◆ Task statement: Write out every line from the first one down to and including the line that contains "layer-count: Layer 0 of 0 [661, 941, 825, 976]", reproducing each without any change.
-- start Data to process --
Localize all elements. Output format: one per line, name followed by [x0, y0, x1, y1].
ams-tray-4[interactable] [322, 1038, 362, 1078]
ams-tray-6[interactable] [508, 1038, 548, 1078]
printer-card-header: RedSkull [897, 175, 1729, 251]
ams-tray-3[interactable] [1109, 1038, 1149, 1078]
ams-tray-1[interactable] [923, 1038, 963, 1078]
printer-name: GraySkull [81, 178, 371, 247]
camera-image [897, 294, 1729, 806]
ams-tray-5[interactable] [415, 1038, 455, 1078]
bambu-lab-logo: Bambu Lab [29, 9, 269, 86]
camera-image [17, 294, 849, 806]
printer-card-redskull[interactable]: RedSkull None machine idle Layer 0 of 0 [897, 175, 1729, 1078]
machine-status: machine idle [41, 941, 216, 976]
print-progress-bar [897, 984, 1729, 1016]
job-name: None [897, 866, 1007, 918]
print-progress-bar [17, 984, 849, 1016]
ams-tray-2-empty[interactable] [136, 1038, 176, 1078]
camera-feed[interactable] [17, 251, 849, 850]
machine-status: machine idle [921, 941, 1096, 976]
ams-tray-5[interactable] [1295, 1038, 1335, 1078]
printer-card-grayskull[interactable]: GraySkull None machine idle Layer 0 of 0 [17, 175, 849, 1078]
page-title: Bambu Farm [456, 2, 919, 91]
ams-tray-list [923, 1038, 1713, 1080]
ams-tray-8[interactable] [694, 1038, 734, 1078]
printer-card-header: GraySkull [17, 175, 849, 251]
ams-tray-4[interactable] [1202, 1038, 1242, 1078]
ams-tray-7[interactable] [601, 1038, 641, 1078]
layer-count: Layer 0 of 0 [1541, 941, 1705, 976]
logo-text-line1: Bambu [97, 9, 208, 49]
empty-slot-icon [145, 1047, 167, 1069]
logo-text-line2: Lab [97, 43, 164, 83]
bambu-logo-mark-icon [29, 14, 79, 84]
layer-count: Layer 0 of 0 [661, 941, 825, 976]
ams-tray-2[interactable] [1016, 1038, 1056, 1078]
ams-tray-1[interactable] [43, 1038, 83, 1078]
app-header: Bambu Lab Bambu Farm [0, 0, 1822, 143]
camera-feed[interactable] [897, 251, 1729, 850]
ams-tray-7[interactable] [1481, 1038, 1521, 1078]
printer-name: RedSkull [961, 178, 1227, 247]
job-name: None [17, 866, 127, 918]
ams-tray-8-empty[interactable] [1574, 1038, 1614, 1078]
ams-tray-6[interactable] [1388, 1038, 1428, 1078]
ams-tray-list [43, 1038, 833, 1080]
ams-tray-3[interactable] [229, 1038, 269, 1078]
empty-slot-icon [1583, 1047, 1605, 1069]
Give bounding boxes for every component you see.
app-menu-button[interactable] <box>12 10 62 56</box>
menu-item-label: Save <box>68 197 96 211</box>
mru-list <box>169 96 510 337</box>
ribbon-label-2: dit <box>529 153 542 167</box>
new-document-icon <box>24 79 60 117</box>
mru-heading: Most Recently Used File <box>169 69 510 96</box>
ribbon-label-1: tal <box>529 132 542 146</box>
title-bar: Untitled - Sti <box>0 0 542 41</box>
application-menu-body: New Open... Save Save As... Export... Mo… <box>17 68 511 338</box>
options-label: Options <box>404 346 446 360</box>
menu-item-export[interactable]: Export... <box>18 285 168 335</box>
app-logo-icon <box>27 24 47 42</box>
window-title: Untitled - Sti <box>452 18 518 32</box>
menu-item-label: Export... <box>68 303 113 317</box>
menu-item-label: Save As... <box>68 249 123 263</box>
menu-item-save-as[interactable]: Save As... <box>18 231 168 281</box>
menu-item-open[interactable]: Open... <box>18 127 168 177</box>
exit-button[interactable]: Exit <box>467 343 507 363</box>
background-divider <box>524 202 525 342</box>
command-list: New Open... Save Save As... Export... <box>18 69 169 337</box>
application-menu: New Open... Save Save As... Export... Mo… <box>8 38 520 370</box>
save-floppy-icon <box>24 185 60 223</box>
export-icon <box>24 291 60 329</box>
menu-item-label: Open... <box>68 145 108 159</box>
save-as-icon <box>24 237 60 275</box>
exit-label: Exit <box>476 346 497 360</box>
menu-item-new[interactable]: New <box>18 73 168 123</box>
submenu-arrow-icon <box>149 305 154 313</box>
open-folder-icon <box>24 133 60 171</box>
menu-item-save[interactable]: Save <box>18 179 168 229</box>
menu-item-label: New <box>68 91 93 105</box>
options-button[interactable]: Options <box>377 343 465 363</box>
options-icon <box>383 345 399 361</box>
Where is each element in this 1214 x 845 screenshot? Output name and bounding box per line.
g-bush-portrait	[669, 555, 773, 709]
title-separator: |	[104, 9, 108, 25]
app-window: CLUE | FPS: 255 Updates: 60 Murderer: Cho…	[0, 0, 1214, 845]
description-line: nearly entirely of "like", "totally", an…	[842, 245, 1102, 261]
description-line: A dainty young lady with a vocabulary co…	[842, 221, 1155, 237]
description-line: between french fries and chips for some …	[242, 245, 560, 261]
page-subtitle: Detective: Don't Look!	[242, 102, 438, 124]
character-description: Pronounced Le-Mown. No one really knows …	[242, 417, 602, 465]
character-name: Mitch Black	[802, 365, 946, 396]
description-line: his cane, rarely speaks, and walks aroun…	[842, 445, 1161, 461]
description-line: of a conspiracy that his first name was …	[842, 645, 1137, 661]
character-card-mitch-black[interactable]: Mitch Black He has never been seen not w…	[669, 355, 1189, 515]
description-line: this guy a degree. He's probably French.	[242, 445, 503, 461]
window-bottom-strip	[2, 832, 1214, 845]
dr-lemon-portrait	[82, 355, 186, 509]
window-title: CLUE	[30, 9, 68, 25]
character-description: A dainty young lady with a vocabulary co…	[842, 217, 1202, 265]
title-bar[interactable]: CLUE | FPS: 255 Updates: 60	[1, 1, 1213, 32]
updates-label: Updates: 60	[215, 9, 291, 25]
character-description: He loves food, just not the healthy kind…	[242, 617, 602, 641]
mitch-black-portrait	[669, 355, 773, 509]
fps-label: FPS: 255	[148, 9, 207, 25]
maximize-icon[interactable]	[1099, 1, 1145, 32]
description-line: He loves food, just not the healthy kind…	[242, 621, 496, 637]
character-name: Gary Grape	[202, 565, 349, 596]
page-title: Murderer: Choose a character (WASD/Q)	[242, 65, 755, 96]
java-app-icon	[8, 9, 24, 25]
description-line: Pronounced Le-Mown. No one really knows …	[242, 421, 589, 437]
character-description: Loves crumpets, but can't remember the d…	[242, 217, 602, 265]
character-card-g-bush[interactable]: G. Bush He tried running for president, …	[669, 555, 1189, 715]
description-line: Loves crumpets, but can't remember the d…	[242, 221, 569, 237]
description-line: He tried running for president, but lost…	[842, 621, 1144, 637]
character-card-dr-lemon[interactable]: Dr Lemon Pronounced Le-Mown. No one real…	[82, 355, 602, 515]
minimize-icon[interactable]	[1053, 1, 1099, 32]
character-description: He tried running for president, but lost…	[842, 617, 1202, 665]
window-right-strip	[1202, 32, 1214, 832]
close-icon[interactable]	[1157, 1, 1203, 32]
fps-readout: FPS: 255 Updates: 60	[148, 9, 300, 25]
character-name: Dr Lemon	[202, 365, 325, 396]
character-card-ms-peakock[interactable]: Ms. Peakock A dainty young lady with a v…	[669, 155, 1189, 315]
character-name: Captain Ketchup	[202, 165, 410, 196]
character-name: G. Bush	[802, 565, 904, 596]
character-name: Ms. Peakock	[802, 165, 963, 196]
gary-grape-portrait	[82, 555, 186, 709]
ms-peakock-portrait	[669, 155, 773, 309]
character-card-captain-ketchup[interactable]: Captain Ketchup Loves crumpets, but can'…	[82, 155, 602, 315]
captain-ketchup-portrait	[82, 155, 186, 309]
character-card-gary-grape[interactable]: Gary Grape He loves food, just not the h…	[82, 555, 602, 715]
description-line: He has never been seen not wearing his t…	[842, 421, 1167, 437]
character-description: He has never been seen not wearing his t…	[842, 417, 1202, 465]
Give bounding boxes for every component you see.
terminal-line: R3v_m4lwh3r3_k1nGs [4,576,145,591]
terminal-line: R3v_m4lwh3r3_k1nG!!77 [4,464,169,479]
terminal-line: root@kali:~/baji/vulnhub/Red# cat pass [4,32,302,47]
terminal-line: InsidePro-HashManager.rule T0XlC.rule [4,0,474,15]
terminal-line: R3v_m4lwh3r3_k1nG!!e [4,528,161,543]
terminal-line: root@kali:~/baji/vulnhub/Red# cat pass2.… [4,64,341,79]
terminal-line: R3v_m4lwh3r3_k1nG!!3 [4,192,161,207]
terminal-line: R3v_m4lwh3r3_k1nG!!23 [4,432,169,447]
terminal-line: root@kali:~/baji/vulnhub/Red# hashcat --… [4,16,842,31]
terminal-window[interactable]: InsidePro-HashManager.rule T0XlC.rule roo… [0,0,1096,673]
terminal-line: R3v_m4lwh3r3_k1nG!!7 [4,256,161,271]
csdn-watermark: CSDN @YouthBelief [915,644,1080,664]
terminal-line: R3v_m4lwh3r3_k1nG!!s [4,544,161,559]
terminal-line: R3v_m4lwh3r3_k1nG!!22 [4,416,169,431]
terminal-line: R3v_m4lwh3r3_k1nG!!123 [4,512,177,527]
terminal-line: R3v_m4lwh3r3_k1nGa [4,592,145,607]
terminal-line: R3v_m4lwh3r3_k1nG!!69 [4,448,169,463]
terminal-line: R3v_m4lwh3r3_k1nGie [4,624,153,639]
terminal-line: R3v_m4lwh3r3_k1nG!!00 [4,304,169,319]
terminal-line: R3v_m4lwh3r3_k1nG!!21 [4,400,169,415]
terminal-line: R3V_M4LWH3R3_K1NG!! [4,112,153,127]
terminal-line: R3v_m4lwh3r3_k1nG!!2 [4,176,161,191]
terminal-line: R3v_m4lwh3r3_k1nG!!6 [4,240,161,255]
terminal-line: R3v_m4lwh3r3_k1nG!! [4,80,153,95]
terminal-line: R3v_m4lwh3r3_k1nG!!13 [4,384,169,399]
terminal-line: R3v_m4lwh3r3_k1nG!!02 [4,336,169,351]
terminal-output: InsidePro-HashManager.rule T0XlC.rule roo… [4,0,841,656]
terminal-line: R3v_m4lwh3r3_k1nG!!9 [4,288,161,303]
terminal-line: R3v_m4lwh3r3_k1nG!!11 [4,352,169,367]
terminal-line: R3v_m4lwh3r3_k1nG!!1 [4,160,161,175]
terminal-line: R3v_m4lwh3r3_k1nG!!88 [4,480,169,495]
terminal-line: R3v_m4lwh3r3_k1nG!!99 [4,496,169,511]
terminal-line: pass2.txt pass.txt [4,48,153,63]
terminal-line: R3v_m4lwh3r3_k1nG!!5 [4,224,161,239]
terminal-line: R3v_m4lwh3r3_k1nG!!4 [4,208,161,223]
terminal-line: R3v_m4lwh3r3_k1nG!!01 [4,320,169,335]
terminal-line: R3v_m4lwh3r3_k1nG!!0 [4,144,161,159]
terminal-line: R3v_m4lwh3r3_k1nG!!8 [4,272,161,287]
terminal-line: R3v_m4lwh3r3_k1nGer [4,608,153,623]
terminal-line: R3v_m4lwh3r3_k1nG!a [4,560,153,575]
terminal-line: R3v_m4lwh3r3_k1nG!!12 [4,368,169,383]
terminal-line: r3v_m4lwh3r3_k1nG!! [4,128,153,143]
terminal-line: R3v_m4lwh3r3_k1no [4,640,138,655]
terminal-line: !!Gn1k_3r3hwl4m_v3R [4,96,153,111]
-- end Data to process --
◆ Answer to the problem:
Localize all elements. Output format: one per line, name followed by [x0, y0, x1, y1].
ams-tray-4[interactable] [322, 1038, 362, 1078]
ams-tray-6[interactable] [508, 1038, 548, 1078]
printer-card-header: RedSkull [897, 175, 1729, 251]
ams-tray-3[interactable] [1109, 1038, 1149, 1078]
ams-tray-1[interactable] [923, 1038, 963, 1078]
printer-name: GraySkull [81, 178, 371, 247]
camera-image [897, 294, 1729, 806]
ams-tray-5[interactable] [415, 1038, 455, 1078]
bambu-lab-logo: Bambu Lab [29, 9, 269, 86]
camera-image [17, 294, 849, 806]
printer-card-redskull[interactable]: RedSkull None machine idle Layer 0 of 0 [897, 175, 1729, 1078]
machine-status: machine idle [41, 941, 216, 976]
print-progress-bar [897, 984, 1729, 1016]
job-name: None [897, 866, 1007, 918]
print-progress-bar [17, 984, 849, 1016]
ams-tray-2-empty[interactable] [136, 1038, 176, 1078]
camera-feed[interactable] [17, 251, 849, 850]
machine-status: machine idle [921, 941, 1096, 976]
ams-tray-5[interactable] [1295, 1038, 1335, 1078]
printer-card-grayskull[interactable]: GraySkull None machine idle Layer 0 of 0 [17, 175, 849, 1078]
page-title: Bambu Farm [456, 2, 919, 91]
ams-tray-list [923, 1038, 1713, 1080]
ams-tray-8[interactable] [694, 1038, 734, 1078]
printer-card-header: GraySkull [17, 175, 849, 251]
ams-tray-4[interactable] [1202, 1038, 1242, 1078]
ams-tray-7[interactable] [601, 1038, 641, 1078]
layer-count: Layer 0 of 0 [1541, 941, 1705, 976]
logo-text-line1: Bambu [97, 9, 208, 49]
empty-slot-icon [145, 1047, 167, 1069]
logo-text-line2: Lab [97, 43, 164, 83]
bambu-logo-mark-icon [29, 14, 79, 84]
layer-count: Layer 0 of 0 [661, 941, 825, 976]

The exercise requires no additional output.